◆ TASK REQUIREMENTS
The records below must be output exactly, without pictures.

◆ AVAILABLE RECORDS
· · · · ·

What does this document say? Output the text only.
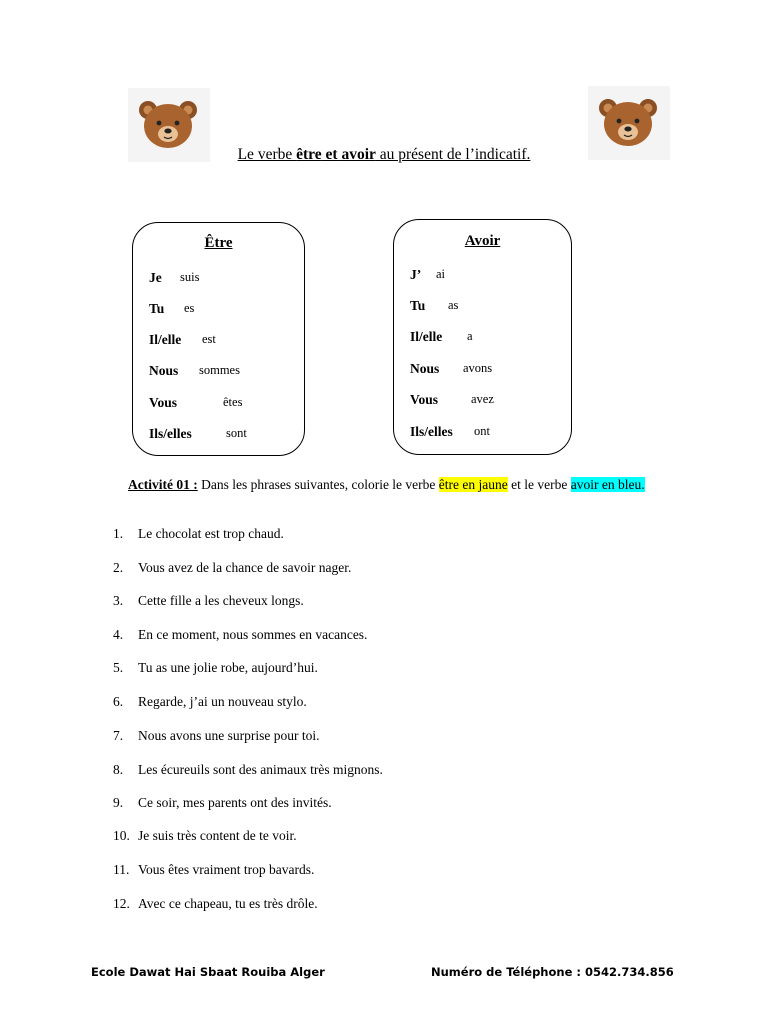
Le verbe être et avoir au présent de l’indicatif.
Être
Je suis
Tu es
Il/elle est
Nous sommes
Vous	êtes
Ils/elles	sont
Avoir
J’ ai
Tu as
Il/elle a
Nous avons
Vous	avez
Ils/elles ont
Activité 01 : Dans les phrases suivantes, colorie le verbe être en jaune et le verbe avoir en bleu.
1. Le chocolat est trop chaud.
2. Vous avez de la chance de savoir nager.
3. Cette fille a les cheveux longs.
4. En ce moment, nous sommes en vacances.
5. Tu as une jolie robe, aujourd’hui.
6. Regarde, j’ai un nouveau stylo.
7. Nous avons une surprise pour toi.
8. Les écureuils sont des animaux très mignons.
9. Ce soir, mes parents ont des invités.
10. Je suis très content de te voir.
11. Vous êtes vraiment trop bavards.
12. Avec ce chapeau, tu es très drôle.
Ecole Dawat Hai Sbaat Rouiba Alger	Numéro de Téléphone : 0542.734.856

· · · · ·

◆ ANSWER TO THE TASK
What does this document say? Output the text only.
Le verbe être et avoir au présent de l’indicatif.
Être
Je suis
Tu es
Il/elle est
Nous sommes
Vous	êtes
Ils/elles	sont
Avoir
J’ ai
Tu as
Il/elle a
Nous avons
Vous	avez
Ils/elles ont
Activité 01 : Dans les phrases suivantes, colorie le verbe être en jaune et le verbe avoir en bleu.
1. Le chocolat est trop chaud.
2. Vous avez de la chance de savoir nager.
3. Cette fille a les cheveux longs.
4. En ce moment, nous sommes en vacances.
5. Tu as une jolie robe, aujourd’hui.
6. Regarde, j’ai un nouveau stylo.
7. Nous avons une surprise pour toi.
8. Les écureuils sont des animaux très mignons.
9. Ce soir, mes parents ont des invités.
10. Je suis très content de te voir.
11. Vous êtes vraiment trop bavards.
12. Avec ce chapeau, tu es très drôle.
Ecole Dawat Hai Sbaat Rouiba Alger	Numéro de Téléphone : 0542.734.856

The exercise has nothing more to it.